GIVEN INSTRUCTION — Write each line out exactly, leaving none out.

--- SUPPLIED ENTRIES ---

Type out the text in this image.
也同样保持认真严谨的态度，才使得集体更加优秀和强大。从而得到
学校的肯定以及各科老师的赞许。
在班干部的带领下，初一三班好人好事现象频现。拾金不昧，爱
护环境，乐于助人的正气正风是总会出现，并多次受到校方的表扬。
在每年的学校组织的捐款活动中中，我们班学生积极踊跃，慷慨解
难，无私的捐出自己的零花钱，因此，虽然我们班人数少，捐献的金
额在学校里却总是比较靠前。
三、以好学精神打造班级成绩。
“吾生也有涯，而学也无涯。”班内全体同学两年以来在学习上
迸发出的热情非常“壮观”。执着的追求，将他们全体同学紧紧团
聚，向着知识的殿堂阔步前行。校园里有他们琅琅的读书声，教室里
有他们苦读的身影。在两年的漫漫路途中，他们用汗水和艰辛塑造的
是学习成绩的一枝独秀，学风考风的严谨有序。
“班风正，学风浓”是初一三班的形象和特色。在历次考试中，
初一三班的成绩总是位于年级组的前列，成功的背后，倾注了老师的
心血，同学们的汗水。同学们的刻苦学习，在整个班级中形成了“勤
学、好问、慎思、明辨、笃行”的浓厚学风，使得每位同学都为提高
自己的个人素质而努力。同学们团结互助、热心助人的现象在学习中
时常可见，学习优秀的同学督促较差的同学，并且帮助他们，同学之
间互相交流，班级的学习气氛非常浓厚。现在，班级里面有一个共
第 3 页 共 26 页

---

RESULT OF THE TASK —
Type out the text in this image.
也同样保持认真严谨的态度，才使得集体更加优秀和强大。从而得到
学校的肯定以及各科老师的赞许。
在班干部的带领下，初一三班好人好事现象频现。拾金不昧，爱
护环境，乐于助人的正气正风是总会出现，并多次受到校方的表扬。
在每年的学校组织的捐款活动中中，我们班学生积极踊跃，慷慨解
难，无私的捐出自己的零花钱，因此，虽然我们班人数少，捐献的金
额在学校里却总是比较靠前。
三、以好学精神打造班级成绩。
“吾生也有涯，而学也无涯。”班内全体同学两年以来在学习上
迸发出的热情非常“壮观”。执着的追求，将他们全体同学紧紧团
聚，向着知识的殿堂阔步前行。校园里有他们琅琅的读书声，教室里
有他们苦读的身影。在两年的漫漫路途中，他们用汗水和艰辛塑造的
是学习成绩的一枝独秀，学风考风的严谨有序。
“班风正，学风浓”是初一三班的形象和特色。在历次考试中，
初一三班的成绩总是位于年级组的前列，成功的背后，倾注了老师的
心血，同学们的汗水。同学们的刻苦学习，在整个班级中形成了“勤
学、好问、慎思、明辨、笃行”的浓厚学风，使得每位同学都为提高
自己的个人素质而努力。同学们团结互助、热心助人的现象在学习中
时常可见，学习优秀的同学督促较差的同学，并且帮助他们，同学之
间互相交流，班级的学习气氛非常浓厚。现在，班级里面有一个共
第 3 页 共 26 页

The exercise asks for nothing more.